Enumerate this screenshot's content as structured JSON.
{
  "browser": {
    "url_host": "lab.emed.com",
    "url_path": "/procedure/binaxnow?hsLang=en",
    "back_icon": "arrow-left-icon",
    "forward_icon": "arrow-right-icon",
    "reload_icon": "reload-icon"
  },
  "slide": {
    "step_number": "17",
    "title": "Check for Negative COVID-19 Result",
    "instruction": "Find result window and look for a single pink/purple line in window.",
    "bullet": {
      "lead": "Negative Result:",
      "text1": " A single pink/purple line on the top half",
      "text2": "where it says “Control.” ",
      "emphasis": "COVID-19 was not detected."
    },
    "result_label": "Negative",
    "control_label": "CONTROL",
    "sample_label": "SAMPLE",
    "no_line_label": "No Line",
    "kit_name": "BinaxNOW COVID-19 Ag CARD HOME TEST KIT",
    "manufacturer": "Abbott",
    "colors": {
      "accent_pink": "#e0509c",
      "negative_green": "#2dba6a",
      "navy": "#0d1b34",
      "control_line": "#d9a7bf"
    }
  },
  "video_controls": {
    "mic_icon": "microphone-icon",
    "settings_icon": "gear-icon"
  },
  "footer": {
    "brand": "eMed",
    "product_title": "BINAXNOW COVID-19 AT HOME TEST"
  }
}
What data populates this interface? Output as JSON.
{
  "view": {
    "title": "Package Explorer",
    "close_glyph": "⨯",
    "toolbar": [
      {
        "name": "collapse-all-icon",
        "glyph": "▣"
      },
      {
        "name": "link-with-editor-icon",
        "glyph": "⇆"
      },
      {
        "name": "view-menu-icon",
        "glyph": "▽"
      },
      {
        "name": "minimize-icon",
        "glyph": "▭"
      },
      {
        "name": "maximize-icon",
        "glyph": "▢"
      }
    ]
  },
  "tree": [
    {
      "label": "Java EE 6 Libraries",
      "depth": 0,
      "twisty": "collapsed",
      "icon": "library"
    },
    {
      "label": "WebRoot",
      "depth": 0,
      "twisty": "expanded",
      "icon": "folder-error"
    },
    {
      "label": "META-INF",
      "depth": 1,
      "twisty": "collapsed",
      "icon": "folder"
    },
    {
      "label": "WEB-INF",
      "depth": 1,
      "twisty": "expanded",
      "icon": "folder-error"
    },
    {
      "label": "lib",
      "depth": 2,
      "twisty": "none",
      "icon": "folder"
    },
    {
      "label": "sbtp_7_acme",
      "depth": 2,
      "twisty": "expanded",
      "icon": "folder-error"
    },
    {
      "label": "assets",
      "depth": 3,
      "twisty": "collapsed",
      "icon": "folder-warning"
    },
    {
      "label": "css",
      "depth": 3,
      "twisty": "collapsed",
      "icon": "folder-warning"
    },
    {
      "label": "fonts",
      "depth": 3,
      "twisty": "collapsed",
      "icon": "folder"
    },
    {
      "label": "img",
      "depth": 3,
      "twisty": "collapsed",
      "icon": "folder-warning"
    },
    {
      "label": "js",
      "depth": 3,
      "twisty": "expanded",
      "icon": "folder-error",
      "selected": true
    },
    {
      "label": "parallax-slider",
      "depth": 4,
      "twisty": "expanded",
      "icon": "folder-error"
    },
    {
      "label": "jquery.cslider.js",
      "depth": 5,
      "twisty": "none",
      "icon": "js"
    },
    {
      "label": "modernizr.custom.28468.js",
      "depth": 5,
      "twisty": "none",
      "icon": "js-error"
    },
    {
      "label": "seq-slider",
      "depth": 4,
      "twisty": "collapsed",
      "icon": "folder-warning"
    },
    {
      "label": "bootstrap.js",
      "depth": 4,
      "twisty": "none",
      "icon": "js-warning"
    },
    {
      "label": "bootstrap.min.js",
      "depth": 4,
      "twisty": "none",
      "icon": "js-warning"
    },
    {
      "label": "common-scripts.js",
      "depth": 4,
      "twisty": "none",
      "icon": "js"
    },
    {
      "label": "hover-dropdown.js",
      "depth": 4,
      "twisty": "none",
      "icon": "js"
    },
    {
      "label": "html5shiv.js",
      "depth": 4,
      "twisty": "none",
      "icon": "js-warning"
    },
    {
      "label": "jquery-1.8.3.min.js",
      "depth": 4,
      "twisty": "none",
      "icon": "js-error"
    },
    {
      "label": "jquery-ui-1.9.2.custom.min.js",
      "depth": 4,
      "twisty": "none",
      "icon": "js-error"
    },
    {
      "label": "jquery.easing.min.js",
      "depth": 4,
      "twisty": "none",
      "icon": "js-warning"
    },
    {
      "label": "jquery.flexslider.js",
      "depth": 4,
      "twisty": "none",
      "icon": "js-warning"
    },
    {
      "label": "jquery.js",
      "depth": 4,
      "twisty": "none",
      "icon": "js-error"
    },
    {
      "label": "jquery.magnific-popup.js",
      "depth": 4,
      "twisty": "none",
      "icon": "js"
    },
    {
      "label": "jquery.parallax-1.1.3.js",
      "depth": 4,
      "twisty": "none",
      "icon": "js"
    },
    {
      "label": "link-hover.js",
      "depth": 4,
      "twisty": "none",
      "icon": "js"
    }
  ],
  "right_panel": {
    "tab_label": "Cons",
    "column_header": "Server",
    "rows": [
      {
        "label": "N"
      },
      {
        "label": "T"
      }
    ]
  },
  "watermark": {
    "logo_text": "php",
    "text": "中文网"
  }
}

────────────────────────────────────────

● **REQUIRED WORK**
Please output every record, keeping each line exact.

● **EXERCISE SOLUTION**
Enumerate this screenshot's content as structured JSON.
{
  "browser": {
    "url_host": "lab.emed.com",
    "url_path": "/procedure/binaxnow?hsLang=en",
    "back_icon": "arrow-left-icon",
    "forward_icon": "arrow-right-icon",
    "reload_icon": "reload-icon"
  },
  "slide": {
    "step_number": "17",
    "title": "Check for Negative COVID-19 Result",
    "instruction": "Find result window and look for a single pink/purple line in window.",
    "bullet": {
      "lead": "Negative Result:",
      "text1": " A single pink/purple line on the top half",
      "text2": "where it says “Control.” ",
      "emphasis": "COVID-19 was not detected."
    },
    "result_label": "Negative",
    "control_label": "CONTROL",
    "sample_label": "SAMPLE",
    "no_line_label": "No Line",
    "kit_name": "BinaxNOW COVID-19 Ag CARD HOME TEST KIT",
    "manufacturer": "Abbott",
    "colors": {
      "accent_pink": "#e0509c",
      "negative_green": "#2dba6a",
      "navy": "#0d1b34",
      "control_line": "#d9a7bf"
    }
  },
  "video_controls": {
    "mic_icon": "microphone-icon",
    "settings_icon": "gear-icon"
  },
  "footer": {
    "brand": "eMed",
    "product_title": "BINAXNOW COVID-19 AT HOME TEST"
  }
}
What data populates this interface? Output as JSON.
{
  "view": {
    "title": "Package Explorer",
    "close_glyph": "⨯",
    "toolbar": [
      {
        "name": "collapse-all-icon",
        "glyph": "▣"
      },
      {
        "name": "link-with-editor-icon",
        "glyph": "⇆"
      },
      {
        "name": "view-menu-icon",
        "glyph": "▽"
      },
      {
        "name": "minimize-icon",
        "glyph": "▭"
      },
      {
        "name": "maximize-icon",
        "glyph": "▢"
      }
    ]
  },
  "tree": [
    {
      "label": "Java EE 6 Libraries",
      "depth": 0,
      "twisty": "collapsed",
      "icon": "library"
    },
    {
      "label": "WebRoot",
      "depth": 0,
      "twisty": "expanded",
      "icon": "folder-error"
    },
    {
      "label": "META-INF",
      "depth": 1,
      "twisty": "collapsed",
      "icon": "folder"
    },
    {
      "label": "WEB-INF",
      "depth": 1,
      "twisty": "expanded",
      "icon": "folder-error"
    },
    {
      "label": "lib",
      "depth": 2,
      "twisty": "none",
      "icon": "folder"
    },
    {
      "label": "sbtp_7_acme",
      "depth": 2,
      "twisty": "expanded",
      "icon": "folder-error"
    },
    {
      "label": "assets",
      "depth": 3,
      "twisty": "collapsed",
      "icon": "folder-warning"
    },
    {
      "label": "css",
      "depth": 3,
      "twisty": "collapsed",
      "icon": "folder-warning"
    },
    {
      "label": "fonts",
      "depth": 3,
      "twisty": "collapsed",
      "icon": "folder"
    },
    {
      "label": "img",
      "depth": 3,
      "twisty": "collapsed",
      "icon": "folder-warning"
    },
    {
      "label": "js",
      "depth": 3,
      "twisty": "expanded",
      "icon": "folder-error",
      "selected": true
    },
    {
      "label": "parallax-slider",
      "depth": 4,
      "twisty": "expanded",
      "icon": "folder-error"
    },
    {
      "label": "jquery.cslider.js",
      "depth": 5,
      "twisty": "none",
      "icon": "js"
    },
    {
      "label": "modernizr.custom.28468.js",
      "depth": 5,
      "twisty": "none",
      "icon": "js-error"
    },
    {
      "label": "seq-slider",
      "depth": 4,
      "twisty": "collapsed",
      "icon": "folder-warning"
    },
    {
      "label": "bootstrap.js",
      "depth": 4,
      "twisty": "none",
      "icon": "js-warning"
    },
    {
      "label": "bootstrap.min.js",
      "depth": 4,
      "twisty": "none",
      "icon": "js-warning"
    },
    {
      "label": "common-scripts.js",
      "depth": 4,
      "twisty": "none",
      "icon": "js"
    },
    {
      "label": "hover-dropdown.js",
      "depth": 4,
      "twisty": "none",
      "icon": "js"
    },
    {
      "label": "html5shiv.js",
      "depth": 4,
      "twisty": "none",
      "icon": "js-warning"
    },
    {
      "label": "jquery-1.8.3.min.js",
      "depth": 4,
      "twisty": "none",
      "icon": "js-error"
    },
    {
      "label": "jquery-ui-1.9.2.custom.min.js",
      "depth": 4,
      "twisty": "none",
      "icon": "js-error"
    },
    {
      "label": "jquery.easing.min.js",
      "depth": 4,
      "twisty": "none",
      "icon": "js-warning"
    },
    {
      "label": "jquery.flexslider.js",
      "depth": 4,
      "twisty": "none",
      "icon": "js-warning"
    },
    {
      "label": "jquery.js",
      "depth": 4,
      "twisty": "none",
      "icon": "js-error"
    },
    {
      "label": "jquery.magnific-popup.js",
      "depth": 4,
      "twisty": "none",
      "icon": "js"
    },
    {
      "label": "jquery.parallax-1.1.3.js",
      "depth": 4,
      "twisty": "none",
      "icon": "js"
    },
    {
      "label": "link-hover.js",
      "depth": 4,
      "twisty": "none",
      "icon": "js"
    }
  ],
  "right_panel": {
    "tab_label": "Cons",
    "column_header": "Server",
    "rows": [
      {
        "label": "N"
      },
      {
        "label": "T"
      }
    ]
  },
  "watermark": {
    "logo_text": "php",
    "text": "中文网"
  }
}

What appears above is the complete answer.